• **Prompt**:
The answer is a single number: how many lines hold the string "Gary".

━━━━━━━━

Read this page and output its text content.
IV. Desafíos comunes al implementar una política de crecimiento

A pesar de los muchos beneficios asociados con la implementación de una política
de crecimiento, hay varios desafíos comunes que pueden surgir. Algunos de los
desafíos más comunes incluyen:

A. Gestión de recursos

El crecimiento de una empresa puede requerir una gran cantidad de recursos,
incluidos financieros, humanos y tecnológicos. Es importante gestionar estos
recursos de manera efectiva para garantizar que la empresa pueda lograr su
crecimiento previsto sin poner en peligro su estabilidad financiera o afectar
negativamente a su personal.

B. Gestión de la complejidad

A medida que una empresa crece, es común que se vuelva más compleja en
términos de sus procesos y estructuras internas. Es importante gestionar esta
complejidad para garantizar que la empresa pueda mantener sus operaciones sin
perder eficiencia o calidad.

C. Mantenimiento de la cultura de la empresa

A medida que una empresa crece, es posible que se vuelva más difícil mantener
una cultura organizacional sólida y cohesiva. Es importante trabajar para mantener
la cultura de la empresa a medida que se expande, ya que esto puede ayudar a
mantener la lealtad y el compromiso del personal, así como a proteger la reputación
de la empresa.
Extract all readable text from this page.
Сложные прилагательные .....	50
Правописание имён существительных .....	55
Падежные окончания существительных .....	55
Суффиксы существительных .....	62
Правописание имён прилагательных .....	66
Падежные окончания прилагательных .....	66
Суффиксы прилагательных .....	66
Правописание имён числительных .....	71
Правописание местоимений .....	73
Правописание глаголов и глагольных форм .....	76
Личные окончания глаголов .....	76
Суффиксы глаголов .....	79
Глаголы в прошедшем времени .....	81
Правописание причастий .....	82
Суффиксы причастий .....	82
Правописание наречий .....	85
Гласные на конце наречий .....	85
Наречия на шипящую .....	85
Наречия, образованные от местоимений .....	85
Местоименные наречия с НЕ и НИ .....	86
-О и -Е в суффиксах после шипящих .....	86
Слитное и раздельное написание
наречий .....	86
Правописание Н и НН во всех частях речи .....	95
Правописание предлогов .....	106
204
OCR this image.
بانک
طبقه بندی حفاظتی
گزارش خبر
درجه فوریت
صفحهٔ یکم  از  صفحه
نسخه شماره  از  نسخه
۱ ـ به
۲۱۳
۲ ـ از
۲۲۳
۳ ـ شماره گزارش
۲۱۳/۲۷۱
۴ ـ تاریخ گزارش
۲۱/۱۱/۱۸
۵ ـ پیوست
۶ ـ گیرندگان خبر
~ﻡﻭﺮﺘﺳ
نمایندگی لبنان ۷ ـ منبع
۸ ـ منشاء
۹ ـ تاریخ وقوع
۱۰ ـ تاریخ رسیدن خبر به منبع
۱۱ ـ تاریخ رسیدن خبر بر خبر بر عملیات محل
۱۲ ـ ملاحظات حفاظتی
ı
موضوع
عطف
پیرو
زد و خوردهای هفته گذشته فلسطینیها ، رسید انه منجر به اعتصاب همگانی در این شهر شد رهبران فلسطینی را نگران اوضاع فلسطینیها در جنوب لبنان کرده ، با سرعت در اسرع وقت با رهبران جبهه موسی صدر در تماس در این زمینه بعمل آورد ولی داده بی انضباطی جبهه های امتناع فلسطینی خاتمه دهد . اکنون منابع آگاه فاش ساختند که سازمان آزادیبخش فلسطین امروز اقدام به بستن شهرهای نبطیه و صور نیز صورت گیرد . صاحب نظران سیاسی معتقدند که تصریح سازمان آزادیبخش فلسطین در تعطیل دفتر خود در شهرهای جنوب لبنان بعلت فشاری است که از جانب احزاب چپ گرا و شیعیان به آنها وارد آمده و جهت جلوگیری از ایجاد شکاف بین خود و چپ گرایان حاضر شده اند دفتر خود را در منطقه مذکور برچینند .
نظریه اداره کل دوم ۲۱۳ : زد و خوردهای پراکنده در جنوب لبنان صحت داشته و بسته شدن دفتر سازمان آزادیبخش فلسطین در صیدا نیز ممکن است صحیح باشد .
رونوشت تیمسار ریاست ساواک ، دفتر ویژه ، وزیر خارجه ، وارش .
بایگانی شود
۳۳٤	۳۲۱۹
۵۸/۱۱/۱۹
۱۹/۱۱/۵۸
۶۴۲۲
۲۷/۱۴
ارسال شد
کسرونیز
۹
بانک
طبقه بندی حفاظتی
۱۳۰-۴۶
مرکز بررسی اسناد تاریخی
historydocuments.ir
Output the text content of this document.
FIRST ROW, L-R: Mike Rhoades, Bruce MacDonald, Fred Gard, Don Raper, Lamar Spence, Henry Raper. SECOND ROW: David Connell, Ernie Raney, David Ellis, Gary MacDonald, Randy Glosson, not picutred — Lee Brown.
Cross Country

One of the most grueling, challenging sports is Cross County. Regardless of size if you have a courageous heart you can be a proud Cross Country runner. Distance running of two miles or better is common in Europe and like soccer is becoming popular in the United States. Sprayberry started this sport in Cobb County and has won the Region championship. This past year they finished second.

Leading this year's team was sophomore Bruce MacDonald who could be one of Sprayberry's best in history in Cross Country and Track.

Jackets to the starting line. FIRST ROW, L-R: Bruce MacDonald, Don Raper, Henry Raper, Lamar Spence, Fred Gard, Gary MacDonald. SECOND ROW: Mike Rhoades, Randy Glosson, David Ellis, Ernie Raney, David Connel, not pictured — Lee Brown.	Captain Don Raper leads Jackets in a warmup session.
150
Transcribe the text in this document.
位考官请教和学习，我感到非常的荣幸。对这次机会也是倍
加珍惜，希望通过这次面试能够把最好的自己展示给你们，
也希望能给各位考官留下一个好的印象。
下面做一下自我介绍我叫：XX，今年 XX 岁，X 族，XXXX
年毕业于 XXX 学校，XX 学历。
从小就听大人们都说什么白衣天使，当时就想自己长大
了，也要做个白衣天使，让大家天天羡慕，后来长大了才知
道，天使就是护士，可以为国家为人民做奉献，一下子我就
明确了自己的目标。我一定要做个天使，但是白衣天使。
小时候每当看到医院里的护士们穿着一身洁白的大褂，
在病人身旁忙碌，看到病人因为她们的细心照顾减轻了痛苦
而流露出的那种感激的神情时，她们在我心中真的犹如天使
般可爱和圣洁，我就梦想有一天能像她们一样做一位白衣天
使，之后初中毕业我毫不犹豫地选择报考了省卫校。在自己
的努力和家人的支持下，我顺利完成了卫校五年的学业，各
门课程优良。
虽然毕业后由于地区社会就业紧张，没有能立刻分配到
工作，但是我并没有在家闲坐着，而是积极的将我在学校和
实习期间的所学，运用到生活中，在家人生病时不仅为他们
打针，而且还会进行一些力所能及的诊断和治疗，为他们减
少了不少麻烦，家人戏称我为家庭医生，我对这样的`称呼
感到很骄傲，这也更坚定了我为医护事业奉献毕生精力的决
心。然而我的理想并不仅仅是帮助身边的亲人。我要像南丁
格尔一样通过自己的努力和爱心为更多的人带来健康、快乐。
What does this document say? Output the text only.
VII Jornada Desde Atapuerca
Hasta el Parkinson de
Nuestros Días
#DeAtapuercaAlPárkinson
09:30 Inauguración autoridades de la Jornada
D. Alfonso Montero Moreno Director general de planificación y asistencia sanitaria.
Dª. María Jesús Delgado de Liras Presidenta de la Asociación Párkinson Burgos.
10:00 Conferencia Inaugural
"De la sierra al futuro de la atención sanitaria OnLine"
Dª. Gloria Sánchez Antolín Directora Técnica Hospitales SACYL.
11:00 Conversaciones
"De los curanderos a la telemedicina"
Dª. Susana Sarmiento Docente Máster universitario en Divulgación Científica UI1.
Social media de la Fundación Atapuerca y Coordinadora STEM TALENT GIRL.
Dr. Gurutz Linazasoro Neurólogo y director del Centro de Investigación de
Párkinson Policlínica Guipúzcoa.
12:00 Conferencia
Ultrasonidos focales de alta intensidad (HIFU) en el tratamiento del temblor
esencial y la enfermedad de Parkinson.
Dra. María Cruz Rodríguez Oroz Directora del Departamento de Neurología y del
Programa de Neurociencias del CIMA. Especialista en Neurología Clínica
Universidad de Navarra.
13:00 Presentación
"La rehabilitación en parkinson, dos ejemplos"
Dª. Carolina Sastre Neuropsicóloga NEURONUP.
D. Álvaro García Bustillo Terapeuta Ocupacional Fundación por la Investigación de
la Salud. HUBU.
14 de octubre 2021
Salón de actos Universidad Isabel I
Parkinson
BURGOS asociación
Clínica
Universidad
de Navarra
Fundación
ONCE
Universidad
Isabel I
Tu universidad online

━━━━━━━━

• **Final result**:
2